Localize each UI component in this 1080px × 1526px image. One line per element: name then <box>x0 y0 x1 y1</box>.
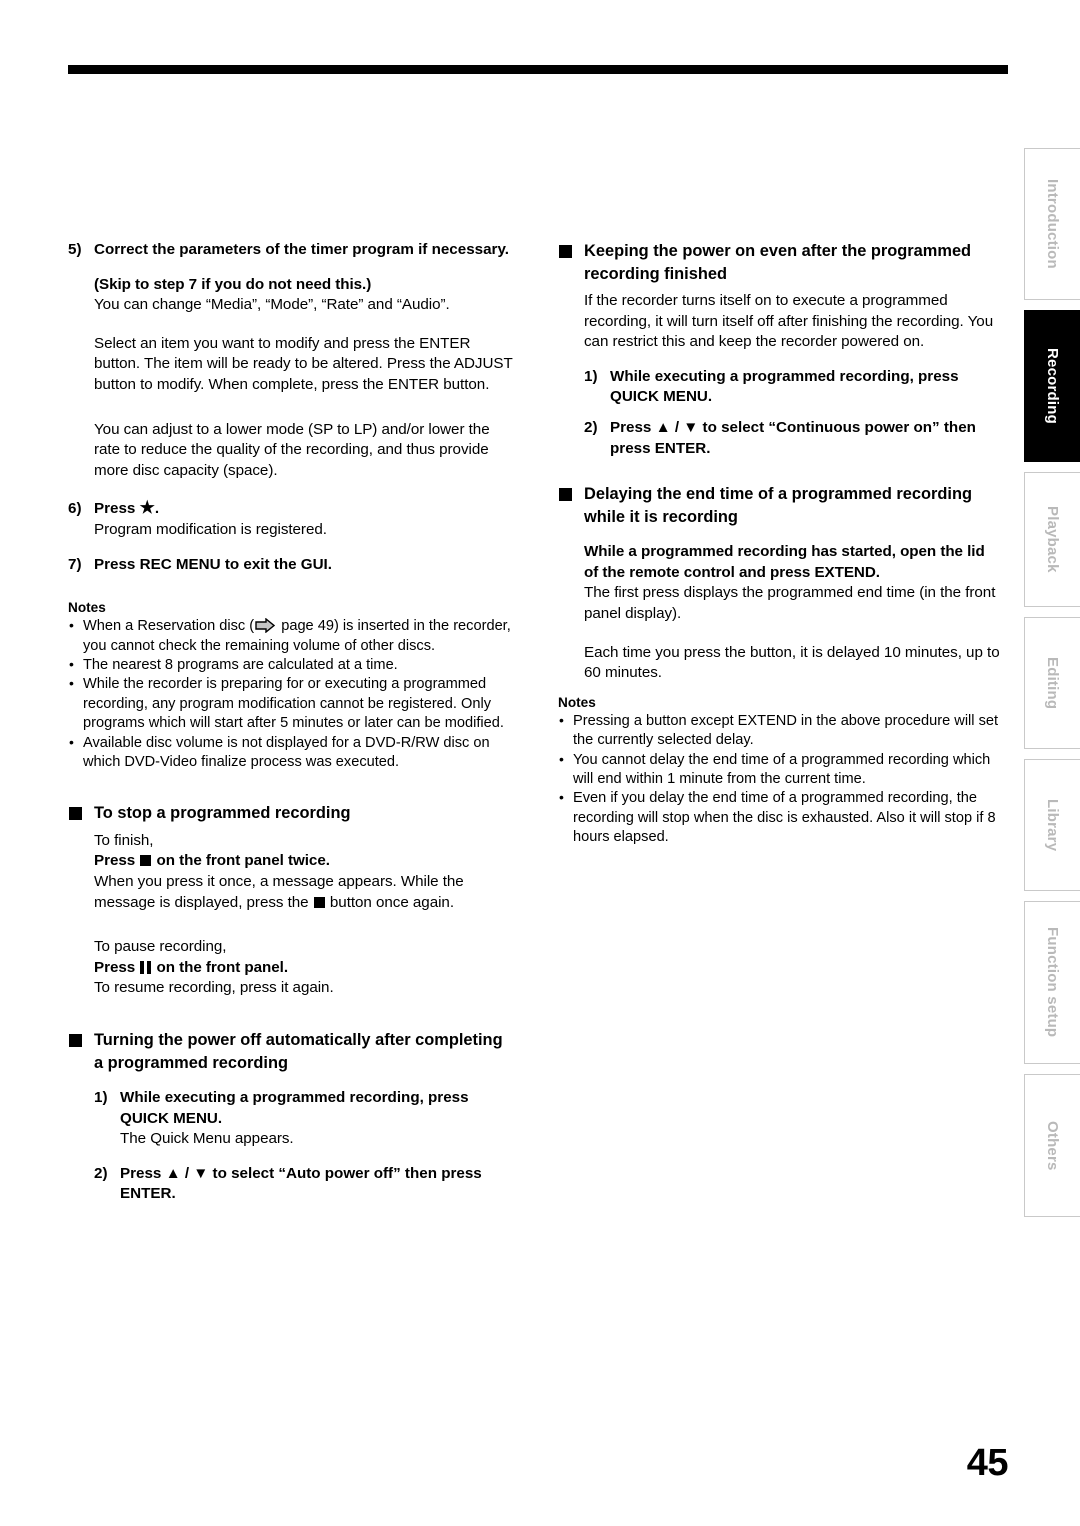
note-item: When a Reservation disc ( page 49) is in… <box>68 616 513 656</box>
chapter-tab-function-setup-label: Function setup <box>1044 927 1061 1038</box>
step-7-number: 7) <box>68 555 82 573</box>
chapter-tab-introduction-label: Introduction <box>1044 179 1061 269</box>
section-auto-power-off-heading: Turning the power off automatically afte… <box>68 1029 513 1074</box>
section-delay-end-time-body: While a programmed recording has started… <box>558 542 1003 684</box>
header-rule <box>68 65 1008 74</box>
stop-body-text: When you press it once, a message appear… <box>94 872 513 913</box>
chapter-tab-strip: Introduction Recording Playback Editing … <box>1024 148 1080 1227</box>
stop-square-icon <box>140 855 152 867</box>
section-bullet-square-icon <box>559 488 572 502</box>
chapter-tab-recording-label: Recording <box>1044 348 1061 424</box>
keep-power-step-1: 1) While executing a programmed recordin… <box>584 367 1003 408</box>
keep-power-step-1-text: While executing a programmed recording, … <box>610 367 959 406</box>
step-6: 6) Press ★. <box>68 499 513 520</box>
stop-square-icon <box>313 896 325 908</box>
step-6-title-prefix: Press <box>94 500 136 518</box>
section-stop-heading-text: To stop a programmed recording <box>94 804 351 823</box>
pause-to-pause-label: To pause recording, <box>94 938 227 956</box>
delay-bold-instruction: While a programmed recording has started… <box>584 543 985 581</box>
chapter-tab-recording[interactable]: Recording <box>1024 310 1080 462</box>
note-item: While the recorder is preparing for or e… <box>68 674 513 733</box>
step-5-para-3: You can adjust to a lower mode (SP to LP… <box>94 420 490 479</box>
section-auto-power-off-heading-text: Turning the power off automatically afte… <box>94 1031 503 1072</box>
step-5: 5) Correct the parameters of the timer p… <box>68 240 513 261</box>
keep-power-step-2: 2) Press ▲ / ▼ to select “Continuous pow… <box>584 418 1003 459</box>
section-keep-power-on-heading-text: Keeping the power on even after the prog… <box>584 242 972 283</box>
section-bullet-square-icon <box>559 245 572 258</box>
note-item: You cannot delay the end time of a progr… <box>558 750 1003 790</box>
auto-power-step-1-text: While executing a programmed recording, … <box>120 1089 469 1127</box>
chapter-tab-library-label: Library <box>1044 798 1061 852</box>
step-5-skip-note: (Skip to step 7 if you do not need this.… <box>94 275 372 293</box>
pause-press-after: on the front panel. <box>156 958 288 976</box>
right-notes-list: Pressing a button except EXTEND in the a… <box>558 711 1003 848</box>
section-keep-power-on-body: If the recorder turns itself on to execu… <box>558 291 1003 459</box>
step-5-number: 5) <box>68 241 82 258</box>
section-delay-end-time-heading-text: Delaying the end time of a programmed re… <box>584 485 972 526</box>
stop-press-before: Press <box>94 852 136 870</box>
step-6-body: Program modification is registered. <box>94 520 327 538</box>
chapter-tab-playback[interactable]: Playback <box>1024 472 1080 607</box>
step-5-para-1: You can change “Media”, “Mode”, “Rate” a… <box>94 296 450 314</box>
keep-power-step-2-text: Press ▲ / ▼ to select “Continuous power … <box>610 418 976 457</box>
auto-power-step-2-number: 2) <box>94 1164 108 1182</box>
left-notes-list: When a Reservation disc ( page 49) is in… <box>68 616 513 773</box>
note-item: The nearest 8 programs are calculated at… <box>68 655 513 675</box>
section-bullet-square-icon <box>69 807 82 821</box>
page-reference-arrow-icon <box>255 617 276 634</box>
chapter-tab-playback-label: Playback <box>1044 506 1061 573</box>
delay-paragraph-1: The first press displays the programmed … <box>584 584 996 622</box>
right-column: Keeping the power on even after the prog… <box>558 240 1003 848</box>
section-bullet-square-icon <box>69 1034 82 1048</box>
stop-to-finish-label: To finish, <box>94 831 154 849</box>
stop-press-after: on the front panel twice. <box>156 852 330 870</box>
auto-power-step-1-body: The Quick Menu appears. <box>120 1130 294 1148</box>
auto-power-step-2-text: Press ▲ / ▼ to select “Auto power off” t… <box>120 1164 482 1203</box>
right-notes-title: Notes <box>558 694 596 710</box>
chapter-tab-others-label: Others <box>1044 1120 1061 1171</box>
section-stop-programmed-recording-heading: To stop a programmed recording <box>68 802 513 825</box>
stop-press-instruction: Press on the front panel twice. <box>94 851 513 872</box>
step-7: 7) Press REC MENU to exit the GUI. <box>68 555 513 576</box>
step-5-para-2: Select an item you want to modify and pr… <box>94 334 513 393</box>
note-item: Available disc volume is not displayed f… <box>68 733 513 773</box>
note-item: Pressing a button except EXTEND in the a… <box>558 711 1003 751</box>
manual-page: 5) Correct the parameters of the timer p… <box>0 0 1080 1526</box>
left-column: 5) Correct the parameters of the timer p… <box>68 240 513 1205</box>
stop-body-after: button once again. <box>329 893 454 911</box>
chapter-tab-function-setup[interactable]: Function setup <box>1024 901 1080 1064</box>
keep-power-on-paragraph: If the recorder turns itself on to execu… <box>584 292 994 351</box>
section-auto-power-off-body: 1) While executing a programmed recordin… <box>68 1088 513 1205</box>
left-notes-title: Notes <box>68 600 106 616</box>
keep-power-step-1-number: 1) <box>584 367 598 385</box>
step-5-title: Correct the parameters of the timer prog… <box>94 241 509 258</box>
delay-paragraph-2: Each time you press the button, it is de… <box>584 643 1000 682</box>
keep-power-step-2-number: 2) <box>584 418 598 436</box>
pause-icon <box>140 960 152 974</box>
note-item: Even if you delay the end time of a prog… <box>558 788 1003 847</box>
auto-power-step-1-number: 1) <box>94 1089 108 1107</box>
pause-resume-text: To resume recording, press it again. <box>94 979 334 997</box>
page-number: 45 <box>966 1442 1009 1484</box>
step-7-title: Press REC MENU to exit the GUI. <box>94 555 332 573</box>
section-delay-end-time-heading: Delaying the end time of a programmed re… <box>558 483 1003 528</box>
page-columns: 5) Correct the parameters of the timer p… <box>0 240 1010 1400</box>
note-text-before: When a Reservation disc ( <box>83 618 255 635</box>
pause-press-before: Press <box>94 958 136 976</box>
pause-press-instruction: Press on the front panel. <box>94 958 513 979</box>
step-6-title-suffix: . <box>154 500 160 518</box>
star-icon: ★ <box>139 498 155 518</box>
section-keep-power-on-heading: Keeping the power on even after the prog… <box>558 240 1003 285</box>
step-6-number: 6) <box>68 500 82 518</box>
auto-power-step-2: 2) Press ▲ / ▼ to select “Auto power off… <box>94 1164 513 1205</box>
chapter-tab-others[interactable]: Others <box>1024 1074 1080 1217</box>
chapter-tab-editing[interactable]: Editing <box>1024 617 1080 749</box>
chapter-tab-library[interactable]: Library <box>1024 759 1080 891</box>
chapter-tab-editing-label: Editing <box>1044 656 1061 710</box>
chapter-tab-introduction[interactable]: Introduction <box>1024 148 1080 300</box>
auto-power-step-1: 1) While executing a programmed recordin… <box>94 1088 513 1129</box>
section-stop-body: To finish, Press on the front panel twic… <box>68 831 513 999</box>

**WHAT YOU HAVE TO DO**
Could you copy every line of the listing above verbatim, leaving out the picture?

**THE RESULT**
Localize each UI component in this 1080px × 1526px image. One line per element: name then <box>x0 y0 x1 y1</box>.
note-item: When a Reservation disc ( page 49) is in… <box>68 616 513 656</box>
chapter-tab-function-setup-label: Function setup <box>1044 927 1061 1038</box>
step-7-number: 7) <box>68 555 82 573</box>
chapter-tab-introduction-label: Introduction <box>1044 179 1061 269</box>
section-auto-power-off-heading: Turning the power off automatically afte… <box>68 1029 513 1074</box>
section-delay-end-time-body: While a programmed recording has started… <box>558 542 1003 684</box>
header-rule <box>68 65 1008 74</box>
stop-body-text: When you press it once, a message appear… <box>94 872 513 913</box>
chapter-tab-strip: Introduction Recording Playback Editing … <box>1024 148 1080 1227</box>
stop-square-icon <box>140 855 152 867</box>
section-bullet-square-icon <box>559 488 572 502</box>
chapter-tab-recording-label: Recording <box>1044 348 1061 424</box>
keep-power-step-1: 1) While executing a programmed recordin… <box>584 367 1003 408</box>
keep-power-step-1-text: While executing a programmed recording, … <box>610 367 959 406</box>
step-6: 6) Press ★. <box>68 499 513 520</box>
stop-square-icon <box>313 896 325 908</box>
step-6-title-prefix: Press <box>94 500 136 518</box>
section-stop-heading-text: To stop a programmed recording <box>94 804 351 823</box>
pause-to-pause-label: To pause recording, <box>94 938 227 956</box>
delay-bold-instruction: While a programmed recording has started… <box>584 543 985 581</box>
chapter-tab-recording[interactable]: Recording <box>1024 310 1080 462</box>
note-item: While the recorder is preparing for or e… <box>68 674 513 733</box>
step-5-para-3: You can adjust to a lower mode (SP to LP… <box>94 420 490 479</box>
section-auto-power-off-heading-text: Turning the power off automatically afte… <box>94 1031 503 1072</box>
step-5: 5) Correct the parameters of the timer p… <box>68 240 513 261</box>
keep-power-step-2: 2) Press ▲ / ▼ to select “Continuous pow… <box>584 418 1003 459</box>
section-keep-power-on-heading-text: Keeping the power on even after the prog… <box>584 242 972 283</box>
section-bullet-square-icon <box>559 245 572 258</box>
note-item: You cannot delay the end time of a progr… <box>558 750 1003 790</box>
auto-power-step-1-text: While executing a programmed recording, … <box>120 1089 469 1127</box>
chapter-tab-library-label: Library <box>1044 798 1061 852</box>
step-5-skip-note: (Skip to step 7 if you do not need this.… <box>94 275 372 293</box>
pause-press-after: on the front panel. <box>156 958 288 976</box>
right-notes-list: Pressing a button except EXTEND in the a… <box>558 711 1003 848</box>
section-keep-power-on-body: If the recorder turns itself on to execu… <box>558 291 1003 459</box>
step-5-number: 5) <box>68 241 82 258</box>
section-delay-end-time-heading-text: Delaying the end time of a programmed re… <box>584 485 972 526</box>
stop-press-before: Press <box>94 852 136 870</box>
step-6-body: Program modification is registered. <box>94 520 327 538</box>
chapter-tab-playback[interactable]: Playback <box>1024 472 1080 607</box>
step-5-para-1: You can change “Media”, “Mode”, “Rate” a… <box>94 296 450 314</box>
keep-power-step-2-text: Press ▲ / ▼ to select “Continuous power … <box>610 418 976 457</box>
auto-power-step-2-number: 2) <box>94 1164 108 1182</box>
left-notes-list: When a Reservation disc ( page 49) is in… <box>68 616 513 773</box>
note-item: The nearest 8 programs are calculated at… <box>68 655 513 675</box>
section-bullet-square-icon <box>69 807 82 821</box>
page-reference-arrow-icon <box>255 617 276 634</box>
chapter-tab-playback-label: Playback <box>1044 506 1061 573</box>
delay-paragraph-1: The first press displays the programmed … <box>584 584 996 622</box>
right-column: Keeping the power on even after the prog… <box>558 240 1003 848</box>
section-bullet-square-icon <box>69 1034 82 1048</box>
stop-to-finish-label: To finish, <box>94 831 154 849</box>
stop-press-after: on the front panel twice. <box>156 852 330 870</box>
auto-power-step-1-body: The Quick Menu appears. <box>120 1130 294 1148</box>
auto-power-step-2-text: Press ▲ / ▼ to select “Auto power off” t… <box>120 1164 482 1203</box>
right-notes-title: Notes <box>558 694 596 710</box>
chapter-tab-others-label: Others <box>1044 1120 1061 1171</box>
section-stop-programmed-recording-heading: To stop a programmed recording <box>68 802 513 825</box>
stop-press-instruction: Press on the front panel twice. <box>94 851 513 872</box>
step-7: 7) Press REC MENU to exit the GUI. <box>68 555 513 576</box>
step-5-para-2: Select an item you want to modify and pr… <box>94 334 513 393</box>
note-item: Available disc volume is not displayed f… <box>68 733 513 773</box>
note-item: Pressing a button except EXTEND in the a… <box>558 711 1003 751</box>
manual-page: 5) Correct the parameters of the timer p… <box>0 0 1080 1526</box>
left-column: 5) Correct the parameters of the timer p… <box>68 240 513 1205</box>
stop-body-after: button once again. <box>329 893 454 911</box>
chapter-tab-function-setup[interactable]: Function setup <box>1024 901 1080 1064</box>
keep-power-on-paragraph: If the recorder turns itself on to execu… <box>584 292 994 351</box>
section-auto-power-off-body: 1) While executing a programmed recordin… <box>68 1088 513 1205</box>
left-notes-title: Notes <box>68 600 106 616</box>
keep-power-step-1-number: 1) <box>584 367 598 385</box>
step-5-title: Correct the parameters of the timer prog… <box>94 241 509 258</box>
delay-paragraph-2: Each time you press the button, it is de… <box>584 643 1000 682</box>
keep-power-step-2-number: 2) <box>584 418 598 436</box>
pause-icon <box>140 960 152 974</box>
note-item: Even if you delay the end time of a prog… <box>558 788 1003 847</box>
auto-power-step-1-number: 1) <box>94 1089 108 1107</box>
pause-resume-text: To resume recording, press it again. <box>94 979 334 997</box>
page-number: 45 <box>966 1442 1009 1484</box>
step-7-title: Press REC MENU to exit the GUI. <box>94 555 332 573</box>
section-delay-end-time-heading: Delaying the end time of a programmed re… <box>558 483 1003 528</box>
page-columns: 5) Correct the parameters of the timer p… <box>0 240 1010 1400</box>
note-text-before: When a Reservation disc ( <box>83 618 255 635</box>
pause-press-before: Press <box>94 958 136 976</box>
pause-press-instruction: Press on the front panel. <box>94 958 513 979</box>
step-6-title-suffix: . <box>154 500 160 518</box>
star-icon: ★ <box>139 498 155 518</box>
section-keep-power-on-heading: Keeping the power on even after the prog… <box>558 240 1003 285</box>
step-6-number: 6) <box>68 500 82 518</box>
auto-power-step-2: 2) Press ▲ / ▼ to select “Auto power off… <box>94 1164 513 1205</box>
chapter-tab-others[interactable]: Others <box>1024 1074 1080 1217</box>
chapter-tab-editing[interactable]: Editing <box>1024 617 1080 749</box>
chapter-tab-library[interactable]: Library <box>1024 759 1080 891</box>
chapter-tab-editing-label: Editing <box>1044 656 1061 710</box>
chapter-tab-introduction[interactable]: Introduction <box>1024 148 1080 300</box>
auto-power-step-1: 1) While executing a programmed recordin… <box>94 1088 513 1129</box>
section-stop-body: To finish, Press on the front panel twic… <box>68 831 513 999</box>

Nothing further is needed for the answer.